Material for this task →

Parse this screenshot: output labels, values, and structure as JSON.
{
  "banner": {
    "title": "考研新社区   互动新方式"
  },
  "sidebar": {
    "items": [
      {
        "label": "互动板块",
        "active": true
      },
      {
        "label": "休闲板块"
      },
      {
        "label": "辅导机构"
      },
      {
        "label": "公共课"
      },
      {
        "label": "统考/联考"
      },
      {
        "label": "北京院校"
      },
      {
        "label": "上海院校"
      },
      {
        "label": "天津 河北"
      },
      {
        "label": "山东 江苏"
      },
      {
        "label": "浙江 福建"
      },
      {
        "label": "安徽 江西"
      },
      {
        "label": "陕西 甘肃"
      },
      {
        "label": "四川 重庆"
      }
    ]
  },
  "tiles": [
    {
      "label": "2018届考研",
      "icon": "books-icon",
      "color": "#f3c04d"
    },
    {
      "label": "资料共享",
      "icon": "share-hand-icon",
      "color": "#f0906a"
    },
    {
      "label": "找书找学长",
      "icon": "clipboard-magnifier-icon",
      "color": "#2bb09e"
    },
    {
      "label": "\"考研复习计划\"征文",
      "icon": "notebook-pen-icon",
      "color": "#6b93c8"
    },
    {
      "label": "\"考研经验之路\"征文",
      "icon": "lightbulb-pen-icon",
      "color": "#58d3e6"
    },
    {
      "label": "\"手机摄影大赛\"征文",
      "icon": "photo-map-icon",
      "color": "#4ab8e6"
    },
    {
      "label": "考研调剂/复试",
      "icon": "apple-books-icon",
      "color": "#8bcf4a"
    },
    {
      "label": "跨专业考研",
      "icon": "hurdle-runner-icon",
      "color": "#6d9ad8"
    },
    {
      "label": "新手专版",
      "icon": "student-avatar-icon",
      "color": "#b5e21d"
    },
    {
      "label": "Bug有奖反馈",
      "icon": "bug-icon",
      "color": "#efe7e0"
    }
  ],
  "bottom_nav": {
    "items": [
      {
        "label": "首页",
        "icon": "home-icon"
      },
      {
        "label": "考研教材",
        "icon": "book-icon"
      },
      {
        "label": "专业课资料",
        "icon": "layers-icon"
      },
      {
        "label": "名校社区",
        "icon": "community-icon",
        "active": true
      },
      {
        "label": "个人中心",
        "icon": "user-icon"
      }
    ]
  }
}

Required task →
Using the data above, return each line exactly as written.

Reply →
Parse this screenshot: output labels, values, and structure as JSON.
{
  "banner": {
    "title": "考研新社区   互动新方式"
  },
  "sidebar": {
    "items": [
      {
        "label": "互动板块",
        "active": true
      },
      {
        "label": "休闲板块"
      },
      {
        "label": "辅导机构"
      },
      {
        "label": "公共课"
      },
      {
        "label": "统考/联考"
      },
      {
        "label": "北京院校"
      },
      {
        "label": "上海院校"
      },
      {
        "label": "天津 河北"
      },
      {
        "label": "山东 江苏"
      },
      {
        "label": "浙江 福建"
      },
      {
        "label": "安徽 江西"
      },
      {
        "label": "陕西 甘肃"
      },
      {
        "label": "四川 重庆"
      }
    ]
  },
  "tiles": [
    {
      "label": "2018届考研",
      "icon": "books-icon",
      "color": "#f3c04d"
    },
    {
      "label": "资料共享",
      "icon": "share-hand-icon",
      "color": "#f0906a"
    },
    {
      "label": "找书找学长",
      "icon": "clipboard-magnifier-icon",
      "color": "#2bb09e"
    },
    {
      "label": "\"考研复习计划\"征文",
      "icon": "notebook-pen-icon",
      "color": "#6b93c8"
    },
    {
      "label": "\"考研经验之路\"征文",
      "icon": "lightbulb-pen-icon",
      "color": "#58d3e6"
    },
    {
      "label": "\"手机摄影大赛\"征文",
      "icon": "photo-map-icon",
      "color": "#4ab8e6"
    },
    {
      "label": "考研调剂/复试",
      "icon": "apple-books-icon",
      "color": "#8bcf4a"
    },
    {
      "label": "跨专业考研",
      "icon": "hurdle-runner-icon",
      "color": "#6d9ad8"
    },
    {
      "label": "新手专版",
      "icon": "student-avatar-icon",
      "color": "#b5e21d"
    },
    {
      "label": "Bug有奖反馈",
      "icon": "bug-icon",
      "color": "#efe7e0"
    }
  ],
  "bottom_nav": {
    "items": [
      {
        "label": "首页",
        "icon": "home-icon"
      },
      {
        "label": "考研教材",
        "icon": "book-icon"
      },
      {
        "label": "专业课资料",
        "icon": "layers-icon"
      },
      {
        "label": "名校社区",
        "icon": "community-icon",
        "active": true
      },
      {
        "label": "个人中心",
        "icon": "user-icon"
      }
    ]
  }
}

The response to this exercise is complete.